#### [PROVIDED INFORMATION]
========

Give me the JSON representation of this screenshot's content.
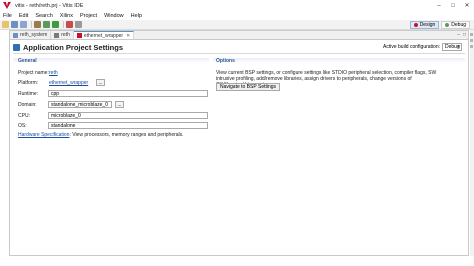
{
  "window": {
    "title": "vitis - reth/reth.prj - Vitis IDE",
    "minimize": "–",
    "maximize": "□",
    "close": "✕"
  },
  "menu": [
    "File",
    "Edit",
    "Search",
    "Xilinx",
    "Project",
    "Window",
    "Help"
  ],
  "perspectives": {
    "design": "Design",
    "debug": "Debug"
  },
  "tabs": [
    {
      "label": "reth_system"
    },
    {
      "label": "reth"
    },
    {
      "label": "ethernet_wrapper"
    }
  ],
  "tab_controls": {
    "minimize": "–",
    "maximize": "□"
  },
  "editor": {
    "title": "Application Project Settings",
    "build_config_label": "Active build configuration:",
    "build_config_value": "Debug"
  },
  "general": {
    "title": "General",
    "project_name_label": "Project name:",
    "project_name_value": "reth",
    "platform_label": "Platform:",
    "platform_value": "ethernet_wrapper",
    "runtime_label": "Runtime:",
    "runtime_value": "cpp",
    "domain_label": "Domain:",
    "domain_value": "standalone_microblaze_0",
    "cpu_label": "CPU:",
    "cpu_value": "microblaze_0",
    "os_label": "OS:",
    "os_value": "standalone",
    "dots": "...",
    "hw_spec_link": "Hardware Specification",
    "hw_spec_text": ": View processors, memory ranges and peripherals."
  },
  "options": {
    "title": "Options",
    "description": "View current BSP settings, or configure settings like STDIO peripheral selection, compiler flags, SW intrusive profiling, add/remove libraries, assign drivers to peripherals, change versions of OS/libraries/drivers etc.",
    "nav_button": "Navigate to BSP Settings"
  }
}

========

#### [EXERCISE TASK]
Copy out the listing exactly as it stands, but not the pictures.

#### [RESPONSE TO THE EXERCISE]
Give me the JSON representation of this screenshot's content.
{
  "window": {
    "title": "vitis - reth/reth.prj - Vitis IDE",
    "minimize": "–",
    "maximize": "□",
    "close": "✕"
  },
  "menu": [
    "File",
    "Edit",
    "Search",
    "Xilinx",
    "Project",
    "Window",
    "Help"
  ],
  "perspectives": {
    "design": "Design",
    "debug": "Debug"
  },
  "tabs": [
    {
      "label": "reth_system"
    },
    {
      "label": "reth"
    },
    {
      "label": "ethernet_wrapper"
    }
  ],
  "tab_controls": {
    "minimize": "–",
    "maximize": "□"
  },
  "editor": {
    "title": "Application Project Settings",
    "build_config_label": "Active build configuration:",
    "build_config_value": "Debug"
  },
  "general": {
    "title": "General",
    "project_name_label": "Project name:",
    "project_name_value": "reth",
    "platform_label": "Platform:",
    "platform_value": "ethernet_wrapper",
    "runtime_label": "Runtime:",
    "runtime_value": "cpp",
    "domain_label": "Domain:",
    "domain_value": "standalone_microblaze_0",
    "cpu_label": "CPU:",
    "cpu_value": "microblaze_0",
    "os_label": "OS:",
    "os_value": "standalone",
    "dots": "...",
    "hw_spec_link": "Hardware Specification",
    "hw_spec_text": ": View processors, memory ranges and peripherals."
  },
  "options": {
    "title": "Options",
    "description": "View current BSP settings, or configure settings like STDIO peripheral selection, compiler flags, SW intrusive profiling, add/remove libraries, assign drivers to peripherals, change versions of OS/libraries/drivers etc.",
    "nav_button": "Navigate to BSP Settings"
  }
}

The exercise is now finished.